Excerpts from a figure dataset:

________

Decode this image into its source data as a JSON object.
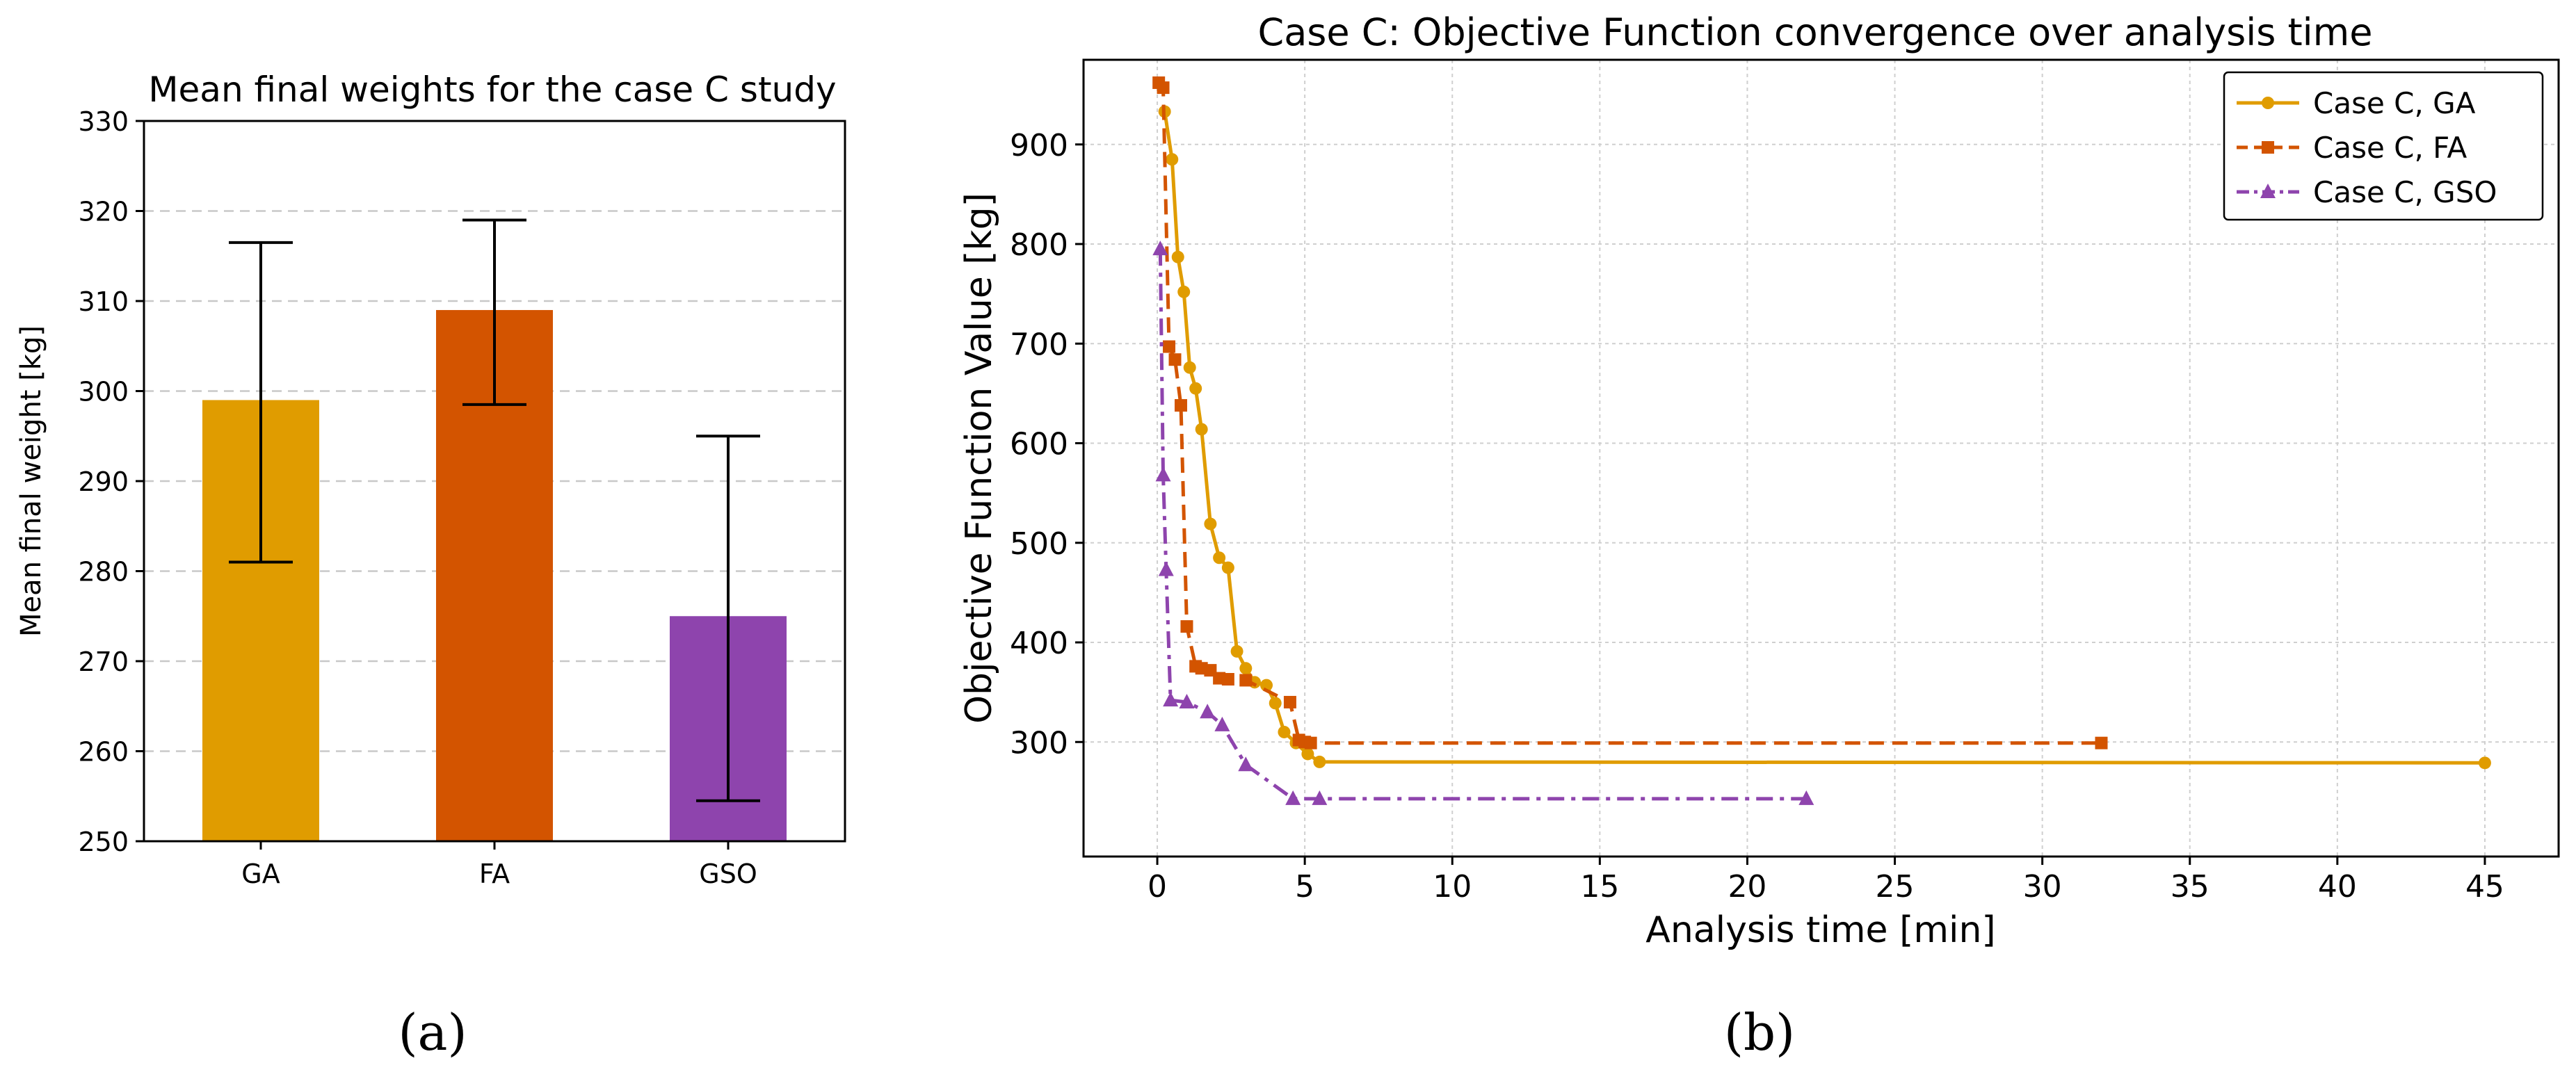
{
  "chart_data": [
    {
      "type": "bar",
      "title": "Mean final weights for the case C study",
      "xlabel": "",
      "ylabel": "Mean final weight [kg]",
      "ylim": [
        250,
        330
      ],
      "yticks": [
        250,
        260,
        270,
        280,
        290,
        300,
        310,
        320,
        330
      ],
      "grid": "horizontal dashed",
      "categories": [
        "GA",
        "FA",
        "GSO"
      ],
      "values": [
        299,
        309,
        275
      ],
      "error_low": [
        281,
        298.5,
        254.5
      ],
      "error_high": [
        316.5,
        319,
        295
      ],
      "colors": [
        "#E09C00",
        "#D35400",
        "#8E44AD"
      ],
      "panel_label": "(a)"
    },
    {
      "type": "line",
      "title": "Case C: Objective Function convergence over analysis time",
      "xlabel": "Analysis time [min]",
      "ylabel": "Objective Function Value [kg]",
      "xlim": [
        -2.5,
        47.5
      ],
      "ylim": [
        185,
        985
      ],
      "xticks": [
        0,
        5,
        10,
        15,
        20,
        25,
        30,
        35,
        40,
        45
      ],
      "yticks": [
        300,
        400,
        500,
        600,
        700,
        800,
        900
      ],
      "grid": "both dotted",
      "legend_position": "top-right",
      "panel_label": "(b)",
      "series": [
        {
          "name": "Case C, GA",
          "color": "#E09C00",
          "marker": "circle",
          "linestyle": "solid",
          "x": [
            0.25,
            0.5,
            0.7,
            0.9,
            1.1,
            1.3,
            1.5,
            1.8,
            2.1,
            2.4,
            2.7,
            3.0,
            3.3,
            3.7,
            4.0,
            4.3,
            4.7,
            5.1,
            5.5,
            45
          ],
          "y": [
            933,
            885,
            787,
            752,
            676,
            655,
            614,
            519,
            485,
            475,
            391,
            374,
            360,
            357,
            339,
            310,
            299,
            288,
            280,
            279
          ]
        },
        {
          "name": "Case C, FA",
          "color": "#D35400",
          "marker": "square",
          "linestyle": "dashed",
          "x": [
            0.05,
            0.2,
            0.4,
            0.6,
            0.8,
            1.0,
            1.3,
            1.5,
            1.8,
            2.1,
            2.4,
            3.0,
            4.5,
            4.8,
            5.0,
            5.2,
            32
          ],
          "y": [
            962,
            957,
            697,
            684,
            638,
            416,
            376,
            374,
            372,
            364,
            363,
            362,
            340,
            302,
            300,
            299,
            299
          ]
        },
        {
          "name": "Case C, GSO",
          "color": "#8E44AD",
          "marker": "triangle",
          "linestyle": "dashdot",
          "x": [
            0.1,
            0.2,
            0.3,
            0.45,
            1.0,
            1.7,
            2.2,
            3.0,
            4.6,
            5.5,
            22
          ],
          "y": [
            795,
            568,
            473,
            342,
            340,
            330,
            317,
            277,
            243,
            243,
            243
          ]
        }
      ]
    }
  ]
}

________

■ Task directions
Where a line of the records above holds the word "dashed", copy that line.

■ Exercise response
      "grid": "horizontal dashed",
          "linestyle": "dashed",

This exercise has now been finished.